* WRITTEN EXERCISE *
Provide the data again in its entirety, exactly as given.

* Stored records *
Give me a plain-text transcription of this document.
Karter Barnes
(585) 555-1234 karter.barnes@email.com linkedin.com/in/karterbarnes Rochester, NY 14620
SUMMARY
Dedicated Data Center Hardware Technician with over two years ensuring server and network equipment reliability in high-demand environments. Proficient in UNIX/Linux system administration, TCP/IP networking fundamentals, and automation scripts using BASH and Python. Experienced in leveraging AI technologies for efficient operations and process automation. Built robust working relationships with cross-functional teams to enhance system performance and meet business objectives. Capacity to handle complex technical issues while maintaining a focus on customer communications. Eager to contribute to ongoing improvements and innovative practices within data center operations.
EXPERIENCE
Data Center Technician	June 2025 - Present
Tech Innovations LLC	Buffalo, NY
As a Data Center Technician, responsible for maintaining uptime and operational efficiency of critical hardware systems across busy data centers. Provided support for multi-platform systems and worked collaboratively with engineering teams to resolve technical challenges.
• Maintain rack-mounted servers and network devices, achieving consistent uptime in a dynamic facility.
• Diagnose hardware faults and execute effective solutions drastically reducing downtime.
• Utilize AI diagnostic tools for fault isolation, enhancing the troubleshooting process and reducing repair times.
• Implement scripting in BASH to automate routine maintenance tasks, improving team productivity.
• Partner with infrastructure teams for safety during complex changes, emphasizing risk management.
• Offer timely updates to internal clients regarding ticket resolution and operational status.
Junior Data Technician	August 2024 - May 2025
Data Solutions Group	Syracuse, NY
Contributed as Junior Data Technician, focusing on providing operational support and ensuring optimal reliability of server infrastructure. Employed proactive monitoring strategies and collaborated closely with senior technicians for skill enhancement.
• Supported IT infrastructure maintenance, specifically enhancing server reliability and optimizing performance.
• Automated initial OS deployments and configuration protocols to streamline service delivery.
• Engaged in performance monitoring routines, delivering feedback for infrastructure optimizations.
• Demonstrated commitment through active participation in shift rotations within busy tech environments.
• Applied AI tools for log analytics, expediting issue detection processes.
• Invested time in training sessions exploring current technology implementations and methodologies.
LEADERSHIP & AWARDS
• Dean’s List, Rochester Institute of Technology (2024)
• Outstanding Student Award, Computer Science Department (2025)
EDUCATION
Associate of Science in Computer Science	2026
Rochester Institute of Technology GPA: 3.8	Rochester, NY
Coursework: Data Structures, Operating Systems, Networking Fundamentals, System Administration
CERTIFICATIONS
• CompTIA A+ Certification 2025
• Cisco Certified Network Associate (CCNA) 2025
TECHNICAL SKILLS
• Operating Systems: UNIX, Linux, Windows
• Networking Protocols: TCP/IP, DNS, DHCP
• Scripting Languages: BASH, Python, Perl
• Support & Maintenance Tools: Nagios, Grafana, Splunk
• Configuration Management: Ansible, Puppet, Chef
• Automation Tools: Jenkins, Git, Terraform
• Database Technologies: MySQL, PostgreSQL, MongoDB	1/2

* SOLUTION FOR THIS TASK *
Give me a plain-text transcription of this document.
Karter Barnes
(585) 555-1234 karter.barnes@email.com linkedin.com/in/karterbarnes Rochester, NY 14620
SUMMARY
Dedicated Data Center Hardware Technician with over two years ensuring server and network equipment reliability in high-demand environments. Proficient in UNIX/Linux system administration, TCP/IP networking fundamentals, and automation scripts using BASH and Python. Experienced in leveraging AI technologies for efficient operations and process automation. Built robust working relationships with cross-functional teams to enhance system performance and meet business objectives. Capacity to handle complex technical issues while maintaining a focus on customer communications. Eager to contribute to ongoing improvements and innovative practices within data center operations.
EXPERIENCE
Data Center Technician	June 2025 - Present
Tech Innovations LLC	Buffalo, NY
As a Data Center Technician, responsible for maintaining uptime and operational efficiency of critical hardware systems across busy data centers. Provided support for multi-platform systems and worked collaboratively with engineering teams to resolve technical challenges.
• Maintain rack-mounted servers and network devices, achieving consistent uptime in a dynamic facility.
• Diagnose hardware faults and execute effective solutions drastically reducing downtime.
• Utilize AI diagnostic tools for fault isolation, enhancing the troubleshooting process and reducing repair times.
• Implement scripting in BASH to automate routine maintenance tasks, improving team productivity.
• Partner with infrastructure teams for safety during complex changes, emphasizing risk management.
• Offer timely updates to internal clients regarding ticket resolution and operational status.
Junior Data Technician	August 2024 - May 2025
Data Solutions Group	Syracuse, NY
Contributed as Junior Data Technician, focusing on providing operational support and ensuring optimal reliability of server infrastructure. Employed proactive monitoring strategies and collaborated closely with senior technicians for skill enhancement.
• Supported IT infrastructure maintenance, specifically enhancing server reliability and optimizing performance.
• Automated initial OS deployments and configuration protocols to streamline service delivery.
• Engaged in performance monitoring routines, delivering feedback for infrastructure optimizations.
• Demonstrated commitment through active participation in shift rotations within busy tech environments.
• Applied AI tools for log analytics, expediting issue detection processes.
• Invested time in training sessions exploring current technology implementations and methodologies.
LEADERSHIP & AWARDS
• Dean’s List, Rochester Institute of Technology (2024)
• Outstanding Student Award, Computer Science Department (2025)
EDUCATION
Associate of Science in Computer Science	2026
Rochester Institute of Technology GPA: 3.8	Rochester, NY
Coursework: Data Structures, Operating Systems, Networking Fundamentals, System Administration
CERTIFICATIONS
• CompTIA A+ Certification 2025
• Cisco Certified Network Associate (CCNA) 2025
TECHNICAL SKILLS
• Operating Systems: UNIX, Linux, Windows
• Networking Protocols: TCP/IP, DNS, DHCP
• Scripting Languages: BASH, Python, Perl
• Support & Maintenance Tools: Nagios, Grafana, Splunk
• Configuration Management: Ansible, Puppet, Chef
• Automation Tools: Jenkins, Git, Terraform
• Database Technologies: MySQL, PostgreSQL, MongoDB	1/2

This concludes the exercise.